### What needs to be done:
Answer with one number only: the number of lines that include the word "polar".

* * *

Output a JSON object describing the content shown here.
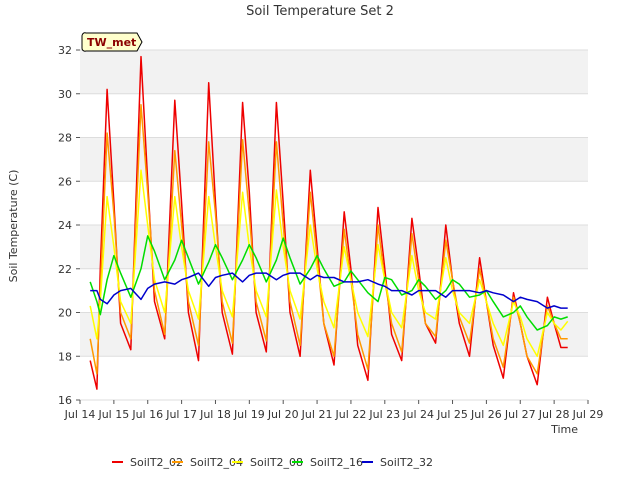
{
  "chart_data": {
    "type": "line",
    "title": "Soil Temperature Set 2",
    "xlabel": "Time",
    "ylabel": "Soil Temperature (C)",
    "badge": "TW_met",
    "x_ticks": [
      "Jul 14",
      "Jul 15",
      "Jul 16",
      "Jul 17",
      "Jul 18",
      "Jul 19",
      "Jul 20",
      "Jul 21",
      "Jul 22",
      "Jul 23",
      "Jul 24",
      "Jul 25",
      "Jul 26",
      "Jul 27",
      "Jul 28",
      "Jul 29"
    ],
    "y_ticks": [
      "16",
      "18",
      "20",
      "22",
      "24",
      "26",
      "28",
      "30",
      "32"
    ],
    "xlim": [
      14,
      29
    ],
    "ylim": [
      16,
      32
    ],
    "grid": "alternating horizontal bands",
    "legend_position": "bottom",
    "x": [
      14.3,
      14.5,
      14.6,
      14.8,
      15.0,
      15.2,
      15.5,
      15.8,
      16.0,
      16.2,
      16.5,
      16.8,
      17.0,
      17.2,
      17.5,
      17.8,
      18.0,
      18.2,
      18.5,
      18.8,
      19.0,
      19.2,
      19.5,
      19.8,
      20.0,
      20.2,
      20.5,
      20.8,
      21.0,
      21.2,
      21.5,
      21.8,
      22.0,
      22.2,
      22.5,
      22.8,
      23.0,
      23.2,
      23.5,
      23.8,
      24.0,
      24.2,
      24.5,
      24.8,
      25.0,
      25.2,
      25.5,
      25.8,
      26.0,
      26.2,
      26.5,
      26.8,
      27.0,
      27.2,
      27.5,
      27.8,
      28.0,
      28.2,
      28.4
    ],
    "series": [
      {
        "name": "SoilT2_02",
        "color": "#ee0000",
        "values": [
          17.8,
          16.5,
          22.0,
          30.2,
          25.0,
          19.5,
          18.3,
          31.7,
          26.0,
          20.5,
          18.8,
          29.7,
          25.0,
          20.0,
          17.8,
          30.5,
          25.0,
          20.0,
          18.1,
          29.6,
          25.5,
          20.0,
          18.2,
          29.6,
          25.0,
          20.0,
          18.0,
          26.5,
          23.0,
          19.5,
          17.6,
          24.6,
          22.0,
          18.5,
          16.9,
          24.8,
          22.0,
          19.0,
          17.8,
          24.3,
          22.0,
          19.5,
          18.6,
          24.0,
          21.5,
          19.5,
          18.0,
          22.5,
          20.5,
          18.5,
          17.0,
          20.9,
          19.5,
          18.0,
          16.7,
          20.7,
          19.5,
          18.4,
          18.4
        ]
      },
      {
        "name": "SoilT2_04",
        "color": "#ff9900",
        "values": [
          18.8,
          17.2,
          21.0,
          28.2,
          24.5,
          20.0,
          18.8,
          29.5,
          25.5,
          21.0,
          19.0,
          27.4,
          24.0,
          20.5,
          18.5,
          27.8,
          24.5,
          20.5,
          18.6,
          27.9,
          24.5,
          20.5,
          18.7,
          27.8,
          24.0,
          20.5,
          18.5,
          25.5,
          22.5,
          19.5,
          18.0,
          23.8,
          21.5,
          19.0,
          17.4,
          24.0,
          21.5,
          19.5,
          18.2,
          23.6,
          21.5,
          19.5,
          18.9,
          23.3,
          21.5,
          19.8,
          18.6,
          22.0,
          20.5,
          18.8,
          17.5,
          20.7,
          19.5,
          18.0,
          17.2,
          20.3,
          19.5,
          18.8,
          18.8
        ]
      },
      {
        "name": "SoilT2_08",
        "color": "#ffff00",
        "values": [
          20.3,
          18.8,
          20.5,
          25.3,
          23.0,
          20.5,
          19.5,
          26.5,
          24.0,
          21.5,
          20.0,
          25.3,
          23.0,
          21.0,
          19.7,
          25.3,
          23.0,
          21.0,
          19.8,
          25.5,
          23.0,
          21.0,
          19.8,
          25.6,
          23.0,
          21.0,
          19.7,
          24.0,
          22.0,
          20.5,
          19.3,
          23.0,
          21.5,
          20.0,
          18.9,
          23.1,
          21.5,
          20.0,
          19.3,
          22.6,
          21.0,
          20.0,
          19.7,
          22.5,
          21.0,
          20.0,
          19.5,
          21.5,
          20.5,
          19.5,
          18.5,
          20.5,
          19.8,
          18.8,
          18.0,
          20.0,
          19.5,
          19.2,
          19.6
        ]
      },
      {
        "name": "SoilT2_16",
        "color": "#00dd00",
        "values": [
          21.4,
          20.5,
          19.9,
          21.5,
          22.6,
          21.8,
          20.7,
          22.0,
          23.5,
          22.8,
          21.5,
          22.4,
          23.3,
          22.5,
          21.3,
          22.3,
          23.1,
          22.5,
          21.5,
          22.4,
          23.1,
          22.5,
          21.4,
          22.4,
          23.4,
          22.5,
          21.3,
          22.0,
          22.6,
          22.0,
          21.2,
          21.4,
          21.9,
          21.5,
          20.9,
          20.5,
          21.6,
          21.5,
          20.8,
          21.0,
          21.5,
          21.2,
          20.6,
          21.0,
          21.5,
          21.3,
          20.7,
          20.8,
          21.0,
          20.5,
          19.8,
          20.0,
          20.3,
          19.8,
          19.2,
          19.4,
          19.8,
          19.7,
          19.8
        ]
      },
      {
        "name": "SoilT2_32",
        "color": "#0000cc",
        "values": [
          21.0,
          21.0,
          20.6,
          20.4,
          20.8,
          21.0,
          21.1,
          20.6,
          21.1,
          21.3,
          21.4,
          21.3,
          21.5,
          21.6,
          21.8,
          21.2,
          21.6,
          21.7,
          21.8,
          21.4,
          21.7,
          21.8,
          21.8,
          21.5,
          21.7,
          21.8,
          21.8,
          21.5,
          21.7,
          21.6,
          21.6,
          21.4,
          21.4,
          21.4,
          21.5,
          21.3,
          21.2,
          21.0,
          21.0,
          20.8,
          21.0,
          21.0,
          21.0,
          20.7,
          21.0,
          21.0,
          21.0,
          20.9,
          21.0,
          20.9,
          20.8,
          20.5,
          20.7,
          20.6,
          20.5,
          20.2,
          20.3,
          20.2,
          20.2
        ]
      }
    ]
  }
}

* * *

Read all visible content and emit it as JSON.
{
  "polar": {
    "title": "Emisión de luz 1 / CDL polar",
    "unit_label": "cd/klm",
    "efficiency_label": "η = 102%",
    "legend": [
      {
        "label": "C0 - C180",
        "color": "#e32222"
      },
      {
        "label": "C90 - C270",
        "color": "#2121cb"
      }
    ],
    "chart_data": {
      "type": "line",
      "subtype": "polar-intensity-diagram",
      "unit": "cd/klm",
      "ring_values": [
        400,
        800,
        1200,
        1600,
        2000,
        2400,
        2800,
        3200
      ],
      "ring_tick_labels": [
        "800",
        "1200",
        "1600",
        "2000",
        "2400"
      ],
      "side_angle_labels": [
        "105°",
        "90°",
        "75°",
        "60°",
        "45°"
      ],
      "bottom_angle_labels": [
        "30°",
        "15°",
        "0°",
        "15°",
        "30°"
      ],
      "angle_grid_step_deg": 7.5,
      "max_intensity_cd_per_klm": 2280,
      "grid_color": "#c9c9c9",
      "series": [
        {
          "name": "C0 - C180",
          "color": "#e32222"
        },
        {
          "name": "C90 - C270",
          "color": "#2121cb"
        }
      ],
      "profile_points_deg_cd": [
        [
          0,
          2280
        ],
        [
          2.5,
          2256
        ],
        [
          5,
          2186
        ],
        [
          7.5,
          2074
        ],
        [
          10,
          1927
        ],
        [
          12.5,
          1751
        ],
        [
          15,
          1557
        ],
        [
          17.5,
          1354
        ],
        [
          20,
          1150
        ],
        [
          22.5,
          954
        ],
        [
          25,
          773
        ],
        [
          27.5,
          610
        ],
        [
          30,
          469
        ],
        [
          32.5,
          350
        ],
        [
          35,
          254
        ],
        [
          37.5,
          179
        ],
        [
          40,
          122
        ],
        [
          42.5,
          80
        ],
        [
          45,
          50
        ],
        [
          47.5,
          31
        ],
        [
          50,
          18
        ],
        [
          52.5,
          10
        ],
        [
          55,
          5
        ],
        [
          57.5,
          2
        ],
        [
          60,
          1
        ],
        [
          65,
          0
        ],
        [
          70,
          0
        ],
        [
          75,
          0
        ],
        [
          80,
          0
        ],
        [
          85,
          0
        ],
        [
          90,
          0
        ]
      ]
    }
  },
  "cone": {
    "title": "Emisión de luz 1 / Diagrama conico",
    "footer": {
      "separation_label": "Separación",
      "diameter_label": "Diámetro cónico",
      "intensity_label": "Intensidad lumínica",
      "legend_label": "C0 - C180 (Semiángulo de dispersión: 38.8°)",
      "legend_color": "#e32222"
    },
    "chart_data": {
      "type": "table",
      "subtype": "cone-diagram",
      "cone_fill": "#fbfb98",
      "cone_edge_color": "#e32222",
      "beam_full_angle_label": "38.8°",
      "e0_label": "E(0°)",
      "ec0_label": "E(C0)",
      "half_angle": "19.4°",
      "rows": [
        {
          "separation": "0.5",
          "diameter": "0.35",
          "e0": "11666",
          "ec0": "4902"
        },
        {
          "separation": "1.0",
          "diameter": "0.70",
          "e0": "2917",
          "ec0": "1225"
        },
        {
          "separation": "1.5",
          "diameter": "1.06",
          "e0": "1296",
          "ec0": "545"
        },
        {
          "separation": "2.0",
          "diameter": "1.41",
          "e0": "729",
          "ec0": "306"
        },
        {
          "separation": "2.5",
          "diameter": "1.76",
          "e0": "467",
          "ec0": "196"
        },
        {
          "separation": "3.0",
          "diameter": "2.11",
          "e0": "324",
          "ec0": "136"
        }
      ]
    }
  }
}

* * *

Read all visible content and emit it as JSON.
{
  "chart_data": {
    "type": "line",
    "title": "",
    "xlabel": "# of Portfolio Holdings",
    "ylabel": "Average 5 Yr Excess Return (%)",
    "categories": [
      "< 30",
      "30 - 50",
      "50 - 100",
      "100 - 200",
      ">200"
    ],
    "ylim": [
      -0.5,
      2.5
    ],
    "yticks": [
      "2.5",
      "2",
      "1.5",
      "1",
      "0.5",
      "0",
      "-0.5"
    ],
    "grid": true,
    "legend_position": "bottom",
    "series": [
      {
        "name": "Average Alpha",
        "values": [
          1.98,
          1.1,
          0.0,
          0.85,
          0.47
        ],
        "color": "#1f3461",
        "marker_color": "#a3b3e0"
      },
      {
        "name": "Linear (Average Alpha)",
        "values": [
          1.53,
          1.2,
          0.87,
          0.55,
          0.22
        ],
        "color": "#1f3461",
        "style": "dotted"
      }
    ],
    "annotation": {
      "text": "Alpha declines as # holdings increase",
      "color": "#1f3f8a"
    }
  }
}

* * *

### Final result:
3